### EXERCISE DETAILS:
Find every line in the records below that holds the word "County", and copy each one.

[Collection entries]
[BEGIN]

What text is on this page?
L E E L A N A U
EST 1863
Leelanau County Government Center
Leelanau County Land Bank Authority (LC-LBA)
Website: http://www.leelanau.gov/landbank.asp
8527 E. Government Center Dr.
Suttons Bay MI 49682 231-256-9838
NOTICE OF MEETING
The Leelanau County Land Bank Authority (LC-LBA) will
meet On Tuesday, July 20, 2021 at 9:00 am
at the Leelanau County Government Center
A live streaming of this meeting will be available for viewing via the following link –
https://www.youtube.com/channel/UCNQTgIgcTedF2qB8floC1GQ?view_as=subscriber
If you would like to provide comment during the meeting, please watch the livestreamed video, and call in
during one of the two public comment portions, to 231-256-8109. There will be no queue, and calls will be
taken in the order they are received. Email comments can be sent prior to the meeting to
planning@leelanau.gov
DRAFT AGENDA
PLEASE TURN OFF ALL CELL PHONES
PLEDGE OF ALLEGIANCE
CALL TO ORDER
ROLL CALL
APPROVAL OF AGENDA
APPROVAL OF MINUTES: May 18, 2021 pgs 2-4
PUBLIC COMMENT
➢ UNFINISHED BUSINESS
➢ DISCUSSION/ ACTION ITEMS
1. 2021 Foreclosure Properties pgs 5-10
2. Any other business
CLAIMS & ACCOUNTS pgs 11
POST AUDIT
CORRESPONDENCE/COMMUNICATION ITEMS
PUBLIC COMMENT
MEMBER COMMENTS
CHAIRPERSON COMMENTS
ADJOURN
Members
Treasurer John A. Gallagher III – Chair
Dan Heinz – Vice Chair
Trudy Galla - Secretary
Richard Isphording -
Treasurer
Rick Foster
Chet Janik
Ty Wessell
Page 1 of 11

[END]
[BEGIN]

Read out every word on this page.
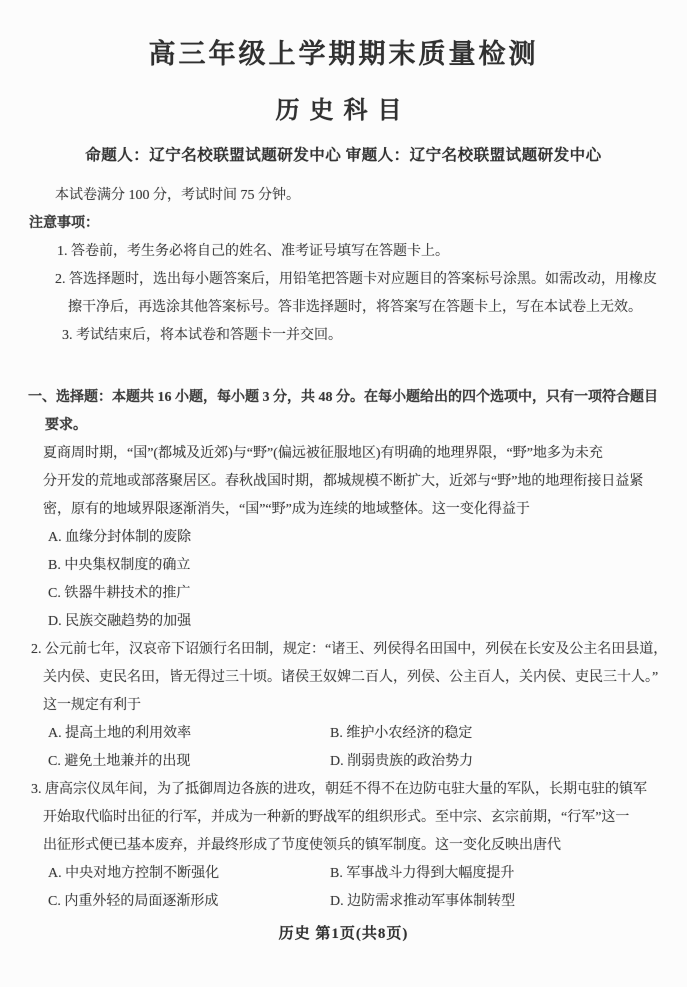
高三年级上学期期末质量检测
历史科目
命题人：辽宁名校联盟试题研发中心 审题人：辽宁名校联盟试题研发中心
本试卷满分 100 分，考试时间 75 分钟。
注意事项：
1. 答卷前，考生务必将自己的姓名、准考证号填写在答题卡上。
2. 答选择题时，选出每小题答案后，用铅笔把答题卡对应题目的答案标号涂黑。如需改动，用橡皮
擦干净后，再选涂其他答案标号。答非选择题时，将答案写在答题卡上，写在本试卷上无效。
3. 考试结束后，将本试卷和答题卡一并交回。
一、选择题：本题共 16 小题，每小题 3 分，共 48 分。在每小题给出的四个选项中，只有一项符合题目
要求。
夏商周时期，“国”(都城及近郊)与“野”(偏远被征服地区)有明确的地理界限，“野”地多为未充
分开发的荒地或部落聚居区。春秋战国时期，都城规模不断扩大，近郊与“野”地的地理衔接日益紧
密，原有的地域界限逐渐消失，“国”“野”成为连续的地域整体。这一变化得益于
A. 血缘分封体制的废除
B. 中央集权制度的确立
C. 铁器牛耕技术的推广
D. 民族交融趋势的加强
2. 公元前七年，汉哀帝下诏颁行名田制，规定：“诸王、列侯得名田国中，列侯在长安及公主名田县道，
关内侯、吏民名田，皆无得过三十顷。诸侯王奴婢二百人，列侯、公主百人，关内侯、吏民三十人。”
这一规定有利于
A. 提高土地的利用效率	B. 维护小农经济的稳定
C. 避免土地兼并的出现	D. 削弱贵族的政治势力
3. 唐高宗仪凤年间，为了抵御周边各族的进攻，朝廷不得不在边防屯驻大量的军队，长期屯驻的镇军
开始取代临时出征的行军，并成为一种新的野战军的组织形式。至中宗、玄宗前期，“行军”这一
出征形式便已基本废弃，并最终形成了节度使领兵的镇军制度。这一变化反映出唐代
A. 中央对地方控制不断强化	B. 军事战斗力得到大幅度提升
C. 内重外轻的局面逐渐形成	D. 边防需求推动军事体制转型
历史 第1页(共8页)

[END]
[BEGIN]

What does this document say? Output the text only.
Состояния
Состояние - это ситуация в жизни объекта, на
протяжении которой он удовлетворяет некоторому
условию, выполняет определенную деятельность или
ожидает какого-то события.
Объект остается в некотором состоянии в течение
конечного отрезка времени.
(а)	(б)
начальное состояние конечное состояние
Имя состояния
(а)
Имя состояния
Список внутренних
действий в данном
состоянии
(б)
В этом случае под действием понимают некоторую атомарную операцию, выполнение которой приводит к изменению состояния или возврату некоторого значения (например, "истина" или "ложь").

[END]

### SOLVED EXERCISE:
Leelanau County Government Center
Leelanau County Land Bank Authority (LC-LBA)
The Leelanau County Land Bank Authority (LC-LBA) will
at the Leelanau County Government Center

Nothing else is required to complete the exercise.